Gather all lines with the word "name" in them.

----

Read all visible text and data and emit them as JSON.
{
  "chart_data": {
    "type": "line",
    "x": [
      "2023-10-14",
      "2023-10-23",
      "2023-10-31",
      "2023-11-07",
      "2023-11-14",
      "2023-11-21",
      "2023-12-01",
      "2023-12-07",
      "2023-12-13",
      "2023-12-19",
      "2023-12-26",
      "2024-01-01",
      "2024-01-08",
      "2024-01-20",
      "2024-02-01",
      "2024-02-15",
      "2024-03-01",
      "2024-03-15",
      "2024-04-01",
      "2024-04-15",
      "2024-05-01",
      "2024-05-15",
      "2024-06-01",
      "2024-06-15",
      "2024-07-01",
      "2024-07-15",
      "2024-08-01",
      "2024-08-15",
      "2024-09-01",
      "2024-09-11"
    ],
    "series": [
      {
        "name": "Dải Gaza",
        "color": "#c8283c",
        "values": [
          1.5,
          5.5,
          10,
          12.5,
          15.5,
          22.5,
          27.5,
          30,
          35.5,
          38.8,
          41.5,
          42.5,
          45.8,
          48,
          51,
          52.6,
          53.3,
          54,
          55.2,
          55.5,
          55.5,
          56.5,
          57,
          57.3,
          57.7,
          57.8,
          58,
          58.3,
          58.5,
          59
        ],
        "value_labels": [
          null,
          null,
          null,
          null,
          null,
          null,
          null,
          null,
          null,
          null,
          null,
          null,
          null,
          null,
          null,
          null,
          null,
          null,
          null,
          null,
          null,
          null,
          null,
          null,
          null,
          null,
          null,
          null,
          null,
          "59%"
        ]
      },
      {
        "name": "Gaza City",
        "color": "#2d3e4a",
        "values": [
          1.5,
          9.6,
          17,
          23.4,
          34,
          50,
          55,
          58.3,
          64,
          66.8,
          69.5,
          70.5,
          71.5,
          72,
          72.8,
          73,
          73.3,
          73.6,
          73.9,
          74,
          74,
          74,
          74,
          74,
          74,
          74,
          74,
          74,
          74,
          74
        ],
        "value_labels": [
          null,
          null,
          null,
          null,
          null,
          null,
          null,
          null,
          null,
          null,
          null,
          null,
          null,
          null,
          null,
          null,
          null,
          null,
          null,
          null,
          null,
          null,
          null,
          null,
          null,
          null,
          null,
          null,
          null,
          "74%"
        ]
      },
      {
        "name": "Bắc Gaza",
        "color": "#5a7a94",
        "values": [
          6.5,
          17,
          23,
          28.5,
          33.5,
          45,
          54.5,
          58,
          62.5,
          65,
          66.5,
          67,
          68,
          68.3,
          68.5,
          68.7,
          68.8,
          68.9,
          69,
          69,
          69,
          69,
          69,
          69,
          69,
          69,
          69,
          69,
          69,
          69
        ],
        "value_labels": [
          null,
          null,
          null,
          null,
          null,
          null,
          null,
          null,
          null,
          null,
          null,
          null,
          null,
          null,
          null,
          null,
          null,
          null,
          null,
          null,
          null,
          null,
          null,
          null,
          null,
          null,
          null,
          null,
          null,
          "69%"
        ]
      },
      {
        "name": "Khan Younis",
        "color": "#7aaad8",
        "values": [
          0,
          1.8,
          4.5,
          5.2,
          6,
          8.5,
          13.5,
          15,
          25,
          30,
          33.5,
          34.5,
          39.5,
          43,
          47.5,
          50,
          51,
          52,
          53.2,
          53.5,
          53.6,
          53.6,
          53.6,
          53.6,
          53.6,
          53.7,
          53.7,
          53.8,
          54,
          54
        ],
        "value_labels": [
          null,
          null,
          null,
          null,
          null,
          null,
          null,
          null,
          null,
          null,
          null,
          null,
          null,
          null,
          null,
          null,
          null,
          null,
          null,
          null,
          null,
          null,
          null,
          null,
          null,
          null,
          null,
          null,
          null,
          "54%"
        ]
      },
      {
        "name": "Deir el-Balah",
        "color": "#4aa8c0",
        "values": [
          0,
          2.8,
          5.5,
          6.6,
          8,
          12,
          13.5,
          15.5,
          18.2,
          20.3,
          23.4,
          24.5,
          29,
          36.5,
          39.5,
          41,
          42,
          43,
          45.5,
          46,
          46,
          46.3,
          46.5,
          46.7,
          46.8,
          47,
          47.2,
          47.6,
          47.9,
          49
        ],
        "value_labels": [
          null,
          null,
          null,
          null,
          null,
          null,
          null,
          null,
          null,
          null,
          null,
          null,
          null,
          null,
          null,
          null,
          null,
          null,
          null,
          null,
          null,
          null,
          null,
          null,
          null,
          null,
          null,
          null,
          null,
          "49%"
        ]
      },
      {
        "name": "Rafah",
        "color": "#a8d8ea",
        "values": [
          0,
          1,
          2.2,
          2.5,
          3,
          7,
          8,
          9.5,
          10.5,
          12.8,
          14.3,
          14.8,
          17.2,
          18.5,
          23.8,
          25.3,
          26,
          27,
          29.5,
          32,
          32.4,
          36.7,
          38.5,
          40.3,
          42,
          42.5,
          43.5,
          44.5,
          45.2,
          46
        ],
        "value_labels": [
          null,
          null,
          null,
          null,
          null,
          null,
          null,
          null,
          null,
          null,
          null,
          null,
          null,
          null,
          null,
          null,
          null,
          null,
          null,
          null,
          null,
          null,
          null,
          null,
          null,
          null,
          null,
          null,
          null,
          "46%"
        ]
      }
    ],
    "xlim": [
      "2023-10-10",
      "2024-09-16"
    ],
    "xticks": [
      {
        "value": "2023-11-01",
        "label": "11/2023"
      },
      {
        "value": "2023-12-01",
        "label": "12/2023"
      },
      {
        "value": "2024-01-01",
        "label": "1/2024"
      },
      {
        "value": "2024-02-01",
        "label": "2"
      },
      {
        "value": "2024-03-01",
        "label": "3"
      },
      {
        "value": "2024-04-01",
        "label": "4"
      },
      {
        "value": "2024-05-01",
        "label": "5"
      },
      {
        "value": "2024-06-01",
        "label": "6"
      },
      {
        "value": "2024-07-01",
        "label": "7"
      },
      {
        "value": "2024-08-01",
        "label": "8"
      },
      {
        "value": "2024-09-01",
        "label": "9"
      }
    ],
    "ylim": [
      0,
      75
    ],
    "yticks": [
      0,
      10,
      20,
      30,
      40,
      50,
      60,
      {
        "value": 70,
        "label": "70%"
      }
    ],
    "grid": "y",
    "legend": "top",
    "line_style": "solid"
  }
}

----

» Full solution
        "name": "Dải Gaza",
        "name": "Gaza City",
        "name": "Bắc Gaza",
        "name": "Khan Younis",
        "name": "Deir el-Balah",
        "name": "Rafah",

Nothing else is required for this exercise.